WRITTEN PROBLEM ▸ Below is a block of records; repeat each one exactly.

— start —

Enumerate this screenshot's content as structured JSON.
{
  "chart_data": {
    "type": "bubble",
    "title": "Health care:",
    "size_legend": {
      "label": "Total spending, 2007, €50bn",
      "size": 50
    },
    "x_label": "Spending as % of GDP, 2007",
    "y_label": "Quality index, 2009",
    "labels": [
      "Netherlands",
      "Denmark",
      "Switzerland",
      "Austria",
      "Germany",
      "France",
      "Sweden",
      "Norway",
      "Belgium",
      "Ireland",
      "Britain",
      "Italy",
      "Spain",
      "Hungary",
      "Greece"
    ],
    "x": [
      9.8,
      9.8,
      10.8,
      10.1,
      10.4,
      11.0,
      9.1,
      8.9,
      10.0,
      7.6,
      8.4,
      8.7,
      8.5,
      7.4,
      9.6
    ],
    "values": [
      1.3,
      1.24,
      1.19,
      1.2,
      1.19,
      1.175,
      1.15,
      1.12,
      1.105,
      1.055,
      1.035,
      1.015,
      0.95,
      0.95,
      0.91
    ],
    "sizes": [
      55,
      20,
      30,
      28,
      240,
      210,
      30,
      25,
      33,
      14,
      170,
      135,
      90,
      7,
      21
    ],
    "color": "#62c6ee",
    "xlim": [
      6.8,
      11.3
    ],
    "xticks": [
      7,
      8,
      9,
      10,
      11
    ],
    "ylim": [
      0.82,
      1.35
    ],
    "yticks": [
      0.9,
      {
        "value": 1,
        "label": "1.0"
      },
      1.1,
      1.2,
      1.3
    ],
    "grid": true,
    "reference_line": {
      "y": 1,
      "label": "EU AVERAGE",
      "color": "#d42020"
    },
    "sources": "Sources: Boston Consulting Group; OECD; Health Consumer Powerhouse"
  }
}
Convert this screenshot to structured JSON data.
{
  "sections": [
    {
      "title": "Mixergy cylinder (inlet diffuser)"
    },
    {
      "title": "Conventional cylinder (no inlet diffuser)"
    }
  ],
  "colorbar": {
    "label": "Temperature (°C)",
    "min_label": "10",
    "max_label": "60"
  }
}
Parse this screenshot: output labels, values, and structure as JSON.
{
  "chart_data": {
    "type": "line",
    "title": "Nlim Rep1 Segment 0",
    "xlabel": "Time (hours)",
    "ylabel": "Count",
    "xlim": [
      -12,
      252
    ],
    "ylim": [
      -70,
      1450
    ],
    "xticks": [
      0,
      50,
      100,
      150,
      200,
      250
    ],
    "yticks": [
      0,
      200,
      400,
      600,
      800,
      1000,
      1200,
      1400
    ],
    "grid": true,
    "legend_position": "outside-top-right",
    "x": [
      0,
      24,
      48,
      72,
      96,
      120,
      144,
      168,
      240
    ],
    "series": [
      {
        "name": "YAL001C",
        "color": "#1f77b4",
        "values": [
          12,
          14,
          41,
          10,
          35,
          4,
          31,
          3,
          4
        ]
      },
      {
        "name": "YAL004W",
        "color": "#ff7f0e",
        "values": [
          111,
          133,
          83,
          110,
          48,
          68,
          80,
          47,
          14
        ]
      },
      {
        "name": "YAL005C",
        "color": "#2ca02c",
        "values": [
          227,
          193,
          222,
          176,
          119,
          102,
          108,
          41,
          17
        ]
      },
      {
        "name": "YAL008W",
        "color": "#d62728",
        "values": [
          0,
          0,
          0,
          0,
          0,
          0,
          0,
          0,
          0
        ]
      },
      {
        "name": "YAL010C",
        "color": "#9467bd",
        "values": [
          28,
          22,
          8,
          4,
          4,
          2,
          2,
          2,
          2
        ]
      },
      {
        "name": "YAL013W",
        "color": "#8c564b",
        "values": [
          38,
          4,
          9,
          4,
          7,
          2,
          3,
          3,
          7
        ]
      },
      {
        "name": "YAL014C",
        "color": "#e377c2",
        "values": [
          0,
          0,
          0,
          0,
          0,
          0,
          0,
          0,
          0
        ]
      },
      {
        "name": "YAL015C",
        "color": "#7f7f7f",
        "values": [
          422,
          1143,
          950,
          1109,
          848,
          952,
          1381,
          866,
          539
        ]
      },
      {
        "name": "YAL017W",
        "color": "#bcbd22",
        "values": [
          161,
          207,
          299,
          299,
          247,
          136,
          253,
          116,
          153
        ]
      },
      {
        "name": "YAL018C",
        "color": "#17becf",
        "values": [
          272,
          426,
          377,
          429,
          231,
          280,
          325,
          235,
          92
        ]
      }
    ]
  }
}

— end —

TASK OUTPUT ▸
Enumerate this screenshot's content as structured JSON.
{
  "chart_data": {
    "type": "bubble",
    "title": "Health care:",
    "size_legend": {
      "label": "Total spending, 2007, €50bn",
      "size": 50
    },
    "x_label": "Spending as % of GDP, 2007",
    "y_label": "Quality index, 2009",
    "labels": [
      "Netherlands",
      "Denmark",
      "Switzerland",
      "Austria",
      "Germany",
      "France",
      "Sweden",
      "Norway",
      "Belgium",
      "Ireland",
      "Britain",
      "Italy",
      "Spain",
      "Hungary",
      "Greece"
    ],
    "x": [
      9.8,
      9.8,
      10.8,
      10.1,
      10.4,
      11.0,
      9.1,
      8.9,
      10.0,
      7.6,
      8.4,
      8.7,
      8.5,
      7.4,
      9.6
    ],
    "values": [
      1.3,
      1.24,
      1.19,
      1.2,
      1.19,
      1.175,
      1.15,
      1.12,
      1.105,
      1.055,
      1.035,
      1.015,
      0.95,
      0.95,
      0.91
    ],
    "sizes": [
      55,
      20,
      30,
      28,
      240,
      210,
      30,
      25,
      33,
      14,
      170,
      135,
      90,
      7,
      21
    ],
    "color": "#62c6ee",
    "xlim": [
      6.8,
      11.3
    ],
    "xticks": [
      7,
      8,
      9,
      10,
      11
    ],
    "ylim": [
      0.82,
      1.35
    ],
    "yticks": [
      0.9,
      {
        "value": 1,
        "label": "1.0"
      },
      1.1,
      1.2,
      1.3
    ],
    "grid": true,
    "reference_line": {
      "y": 1,
      "label": "EU AVERAGE",
      "color": "#d42020"
    },
    "sources": "Sources: Boston Consulting Group; OECD; Health Consumer Powerhouse"
  }
}
Convert this screenshot to structured JSON data.
{
  "sections": [
    {
      "title": "Mixergy cylinder (inlet diffuser)"
    },
    {
      "title": "Conventional cylinder (no inlet diffuser)"
    }
  ],
  "colorbar": {
    "label": "Temperature (°C)",
    "min_label": "10",
    "max_label": "60"
  }
}
Parse this screenshot: output labels, values, and structure as JSON.
{
  "chart_data": {
    "type": "line",
    "title": "Nlim Rep1 Segment 0",
    "xlabel": "Time (hours)",
    "ylabel": "Count",
    "xlim": [
      -12,
      252
    ],
    "ylim": [
      -70,
      1450
    ],
    "xticks": [
      0,
      50,
      100,
      150,
      200,
      250
    ],
    "yticks": [
      0,
      200,
      400,
      600,
      800,
      1000,
      1200,
      1400
    ],
    "grid": true,
    "legend_position": "outside-top-right",
    "x": [
      0,
      24,
      48,
      72,
      96,
      120,
      144,
      168,
      240
    ],
    "series": [
      {
        "name": "YAL001C",
        "color": "#1f77b4",
        "values": [
          12,
          14,
          41,
          10,
          35,
          4,
          31,
          3,
          4
        ]
      },
      {
        "name": "YAL004W",
        "color": "#ff7f0e",
        "values": [
          111,
          133,
          83,
          110,
          48,
          68,
          80,
          47,
          14
        ]
      },
      {
        "name": "YAL005C",
        "color": "#2ca02c",
        "values": [
          227,
          193,
          222,
          176,
          119,
          102,
          108,
          41,
          17
        ]
      },
      {
        "name": "YAL008W",
        "color": "#d62728",
        "values": [
          0,
          0,
          0,
          0,
          0,
          0,
          0,
          0,
          0
        ]
      },
      {
        "name": "YAL010C",
        "color": "#9467bd",
        "values": [
          28,
          22,
          8,
          4,
          4,
          2,
          2,
          2,
          2
        ]
      },
      {
        "name": "YAL013W",
        "color": "#8c564b",
        "values": [
          38,
          4,
          9,
          4,
          7,
          2,
          3,
          3,
          7
        ]
      },
      {
        "name": "YAL014C",
        "color": "#e377c2",
        "values": [
          0,
          0,
          0,
          0,
          0,
          0,
          0,
          0,
          0
        ]
      },
      {
        "name": "YAL015C",
        "color": "#7f7f7f",
        "values": [
          422,
          1143,
          950,
          1109,
          848,
          952,
          1381,
          866,
          539
        ]
      },
      {
        "name": "YAL017W",
        "color": "#bcbd22",
        "values": [
          161,
          207,
          299,
          299,
          247,
          136,
          253,
          116,
          153
        ]
      },
      {
        "name": "YAL018C",
        "color": "#17becf",
        "values": [
          272,
          426,
          377,
          429,
          231,
          280,
          325,
          235,
          92
        ]
      }
    ]
  }
}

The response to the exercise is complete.